EXERCISE:
In the entries below, find the lines with the word "nhận" and copy them.
◇ ◇ ◇ ◇
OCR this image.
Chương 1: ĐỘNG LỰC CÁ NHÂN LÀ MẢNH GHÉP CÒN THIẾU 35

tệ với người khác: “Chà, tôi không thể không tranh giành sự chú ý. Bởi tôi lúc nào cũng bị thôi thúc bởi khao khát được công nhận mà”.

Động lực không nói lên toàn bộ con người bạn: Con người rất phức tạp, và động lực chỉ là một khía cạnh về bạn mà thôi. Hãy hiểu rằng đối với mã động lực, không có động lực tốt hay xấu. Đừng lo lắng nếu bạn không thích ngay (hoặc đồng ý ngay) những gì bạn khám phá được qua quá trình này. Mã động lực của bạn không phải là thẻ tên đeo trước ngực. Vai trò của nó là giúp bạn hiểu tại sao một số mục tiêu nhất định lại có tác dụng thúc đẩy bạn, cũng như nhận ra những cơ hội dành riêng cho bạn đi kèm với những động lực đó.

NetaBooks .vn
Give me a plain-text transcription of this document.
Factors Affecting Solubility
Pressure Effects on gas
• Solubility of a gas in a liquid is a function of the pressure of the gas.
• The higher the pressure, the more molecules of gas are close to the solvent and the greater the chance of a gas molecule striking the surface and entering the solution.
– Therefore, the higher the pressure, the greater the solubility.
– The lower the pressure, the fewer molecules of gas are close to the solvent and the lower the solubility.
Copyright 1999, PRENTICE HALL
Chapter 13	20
◇ ◇ ◇ ◇
ANSWER FOR THIS EXERCISE:
tệ với người khác: “Chà, tôi không thể không tranh giành sự chú ý. Bởi tôi lúc nào cũng bị thôi thúc bởi khao khát được công nhận mà”.
Động lực không nói lên toàn bộ con người bạn: Con người rất phức tạp, và động lực chỉ là một khía cạnh về bạn mà thôi. Hãy hiểu rằng đối với mã động lực, không có động lực tốt hay xấu. Đừng lo lắng nếu bạn không thích ngay (hoặc đồng ý ngay) những gì bạn khám phá được qua quá trình này. Mã động lực của bạn không phải là thẻ tên đeo trước ngực. Vai trò của nó là giúp bạn hiểu tại sao một số mục tiêu nhất định lại có tác dụng thúc đẩy bạn, cũng như nhận ra những cơ hội dành riêng cho bạn đi kèm với những động lực đó.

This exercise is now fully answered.